Aim of the task. Update the listing from its first line through the line containing "panel-divider (51, 173, 1002, 174)" by changing "bounding box" to "bounding rectangle", and give back only those lines with nothing else altered.

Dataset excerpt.
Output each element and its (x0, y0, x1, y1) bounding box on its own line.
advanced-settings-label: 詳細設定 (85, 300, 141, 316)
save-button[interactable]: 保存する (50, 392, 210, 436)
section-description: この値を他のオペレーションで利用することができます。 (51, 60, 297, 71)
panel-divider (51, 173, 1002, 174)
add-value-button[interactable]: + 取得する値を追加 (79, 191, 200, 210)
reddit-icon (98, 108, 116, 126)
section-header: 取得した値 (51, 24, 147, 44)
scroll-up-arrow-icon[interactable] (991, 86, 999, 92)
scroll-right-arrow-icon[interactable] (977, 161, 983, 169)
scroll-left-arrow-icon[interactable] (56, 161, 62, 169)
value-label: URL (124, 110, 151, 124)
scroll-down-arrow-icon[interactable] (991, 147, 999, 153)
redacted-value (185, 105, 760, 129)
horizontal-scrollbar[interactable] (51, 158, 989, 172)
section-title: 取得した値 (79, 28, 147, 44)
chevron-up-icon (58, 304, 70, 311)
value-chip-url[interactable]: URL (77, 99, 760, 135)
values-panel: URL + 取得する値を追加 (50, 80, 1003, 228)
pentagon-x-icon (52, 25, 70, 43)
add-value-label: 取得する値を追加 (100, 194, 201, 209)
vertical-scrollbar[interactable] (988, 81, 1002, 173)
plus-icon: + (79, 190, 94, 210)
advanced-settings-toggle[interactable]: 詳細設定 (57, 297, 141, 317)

Finished exercise.
Output each element and its (x0, y0, x1, y1) bounding rectangle on its own line.
advanced-settings-label: 詳細設定 (85, 300, 141, 316)
save-button[interactable]: 保存する (50, 392, 210, 436)
section-description: この値を他のオペレーションで利用することができます。 (51, 60, 297, 71)
panel-divider (51, 173, 1002, 174)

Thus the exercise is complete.